Hong Kong pro-democracy media mogul Jimmy Lai was arrested under a new national security law Monday and police raided his newspaper offices in a deepening crackdown on dissent in the restless Chinese city.
Lai was among seven arrested in an operation focused on his Next Media publishing group, the latest to target dissidents since Beijing imposed the sweeping law on Hong Kong at the end of June, sending a political chill through the semi-autonomous city.
“They arrested him at his house at about 7am,” Mark Simon, a close aide of Lai’s, told AFP, adding that the six other colleagues had also been arrested.
In a statement, police said seven people were detained on suspicion of colluding with foreign forces – one of the new national security offenses – and fraud.
It was the latest police operation against dissidents since Beijing imposed the law on Hong Kong at the end of June. Two of Lai’s sons were among those detained, a police source told AFP.
Journalists working at Lai’s Apple Daily newspaper took to Facebook to broadcast dramatic images of police officers conducting the raid.
In the footage the newspaper’s chief editor Law Wai-kwong can be seen demanding a warrant from officers.
“Tell your colleagues to keep their hands off until our lawyers check the warrant,” Law was filmed saying.
Apple’s staff were ordered to leave their seats and line up so police could check their identities as officers conducted searches across the newsroom.
At one point 72-year-old Lai was present, in handcuffs and surrounded by officers.
In a statement police said the search was conducted with a court warrant, which they said was shown to staff.
Loathed by Beijing
The security law was introduced in a bid to quell last year’s huge and often violent pro-democracy protests, and authorities have since wielded their new powers to pursue the city’s democracy camp, sparking criticism from western nations and sanctions from the United States.
Lai’s Apple Daily and Next Magazine are unapologetically pro-democracy and critical of Beijing.
Few Hong Kongers generate the level of personal vitriol from Beijing that Lai does.
For many residents of the city he is an unlikely hero – a pugnacious, self-made tabloid owner and the only tycoon willing to criticise Beijing.
But in China’s state media he is a “traitor”, the biggest “black hand” behind last year’s protests and the head of a new “Gang of Four” conspiring with foreign nations to undermine the motherland.
Allegations of Lai colluding with foreigners went into overdrive in state media last year when he met with US Secretary of State Mike Pompeo and Vice President Mike Pence.
‘Prepared for prison’
Lai spoke to AFP in mid-June, two weeks before the new security law was imposed on Hong Kong.

-------

According to the report on Jimmy Lai's arrest, what made state media allegations that Lai colluded with foreigners go into overdrive last year? Answer in one to three sentences. The listing after this plays no part in the work.

## PROVIDED MATERIAL
-------

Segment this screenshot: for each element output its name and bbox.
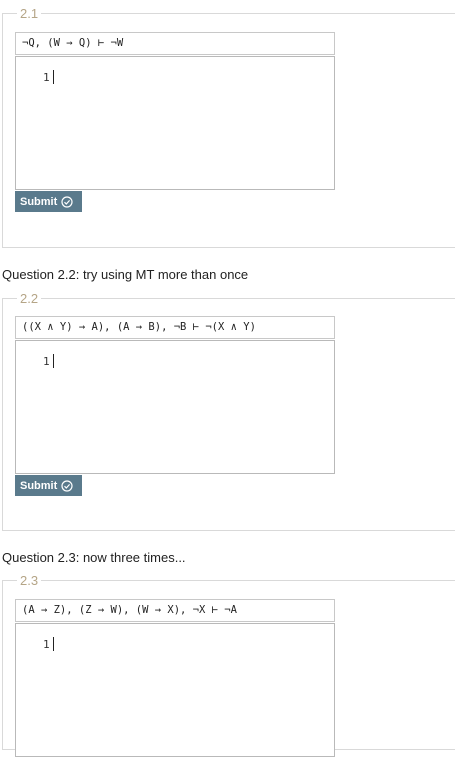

-------

## ANSWER IN FULL
The allegations went into overdrive after Lai met with US Secretary of State Mike Pompeo and Vice President Mike Pence.